◆ Entries shown:
###
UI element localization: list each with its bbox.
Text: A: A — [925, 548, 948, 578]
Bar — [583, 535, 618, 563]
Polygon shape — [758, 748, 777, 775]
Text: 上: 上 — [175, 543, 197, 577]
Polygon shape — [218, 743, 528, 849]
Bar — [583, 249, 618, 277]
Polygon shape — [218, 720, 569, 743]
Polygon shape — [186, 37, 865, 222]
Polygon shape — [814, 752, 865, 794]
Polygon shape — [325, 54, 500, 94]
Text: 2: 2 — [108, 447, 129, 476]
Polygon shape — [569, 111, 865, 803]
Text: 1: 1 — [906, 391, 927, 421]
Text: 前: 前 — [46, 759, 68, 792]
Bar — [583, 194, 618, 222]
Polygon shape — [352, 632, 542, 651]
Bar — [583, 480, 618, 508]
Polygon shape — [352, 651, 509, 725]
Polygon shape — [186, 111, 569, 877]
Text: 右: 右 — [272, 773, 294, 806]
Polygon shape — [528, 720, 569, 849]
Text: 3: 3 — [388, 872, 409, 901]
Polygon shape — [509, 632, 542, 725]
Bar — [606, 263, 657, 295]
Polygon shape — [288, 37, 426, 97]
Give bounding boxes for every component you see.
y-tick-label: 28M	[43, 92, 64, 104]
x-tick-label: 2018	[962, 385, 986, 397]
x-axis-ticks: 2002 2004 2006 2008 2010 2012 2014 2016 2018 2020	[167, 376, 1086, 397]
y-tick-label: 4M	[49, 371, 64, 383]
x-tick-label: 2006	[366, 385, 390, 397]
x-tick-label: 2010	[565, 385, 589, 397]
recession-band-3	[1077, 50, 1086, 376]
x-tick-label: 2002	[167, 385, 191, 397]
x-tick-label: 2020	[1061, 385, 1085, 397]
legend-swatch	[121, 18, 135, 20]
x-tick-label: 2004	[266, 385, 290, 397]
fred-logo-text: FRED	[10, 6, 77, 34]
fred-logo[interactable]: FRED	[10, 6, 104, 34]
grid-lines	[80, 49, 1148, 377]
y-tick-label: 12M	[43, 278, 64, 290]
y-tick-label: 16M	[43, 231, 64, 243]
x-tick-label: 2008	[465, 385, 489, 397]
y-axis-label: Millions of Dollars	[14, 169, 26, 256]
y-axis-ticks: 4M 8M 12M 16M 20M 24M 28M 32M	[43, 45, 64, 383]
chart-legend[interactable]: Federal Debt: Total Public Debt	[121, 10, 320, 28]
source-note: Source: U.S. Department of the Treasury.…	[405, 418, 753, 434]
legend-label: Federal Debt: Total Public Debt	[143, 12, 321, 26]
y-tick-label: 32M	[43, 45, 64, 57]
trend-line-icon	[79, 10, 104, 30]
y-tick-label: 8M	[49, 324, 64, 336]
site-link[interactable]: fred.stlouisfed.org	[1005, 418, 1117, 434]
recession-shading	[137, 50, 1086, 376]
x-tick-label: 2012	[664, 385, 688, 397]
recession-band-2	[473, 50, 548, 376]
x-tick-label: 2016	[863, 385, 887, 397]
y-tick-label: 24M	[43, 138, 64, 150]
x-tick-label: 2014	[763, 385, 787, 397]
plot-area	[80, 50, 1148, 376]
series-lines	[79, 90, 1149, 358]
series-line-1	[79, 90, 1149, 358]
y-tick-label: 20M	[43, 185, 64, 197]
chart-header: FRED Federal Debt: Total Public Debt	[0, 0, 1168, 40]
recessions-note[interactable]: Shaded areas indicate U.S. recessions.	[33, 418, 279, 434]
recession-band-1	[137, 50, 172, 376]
###
◆ The task: Copy the rows from the start of the records through the line with "Polygon shape — [325, 54, 500, 94]", both ends included, exactly as they appear.

◆ The solution:
UI element localization: list each with its bbox.
Text: A: A — [925, 548, 948, 578]
Bar — [583, 535, 618, 563]
Polygon shape — [758, 748, 777, 775]
Text: 上: 上 — [175, 543, 197, 577]
Polygon shape — [218, 743, 528, 849]
Bar — [583, 249, 618, 277]
Polygon shape — [218, 720, 569, 743]
Polygon shape — [186, 37, 865, 222]
Polygon shape — [814, 752, 865, 794]
Polygon shape — [325, 54, 500, 94]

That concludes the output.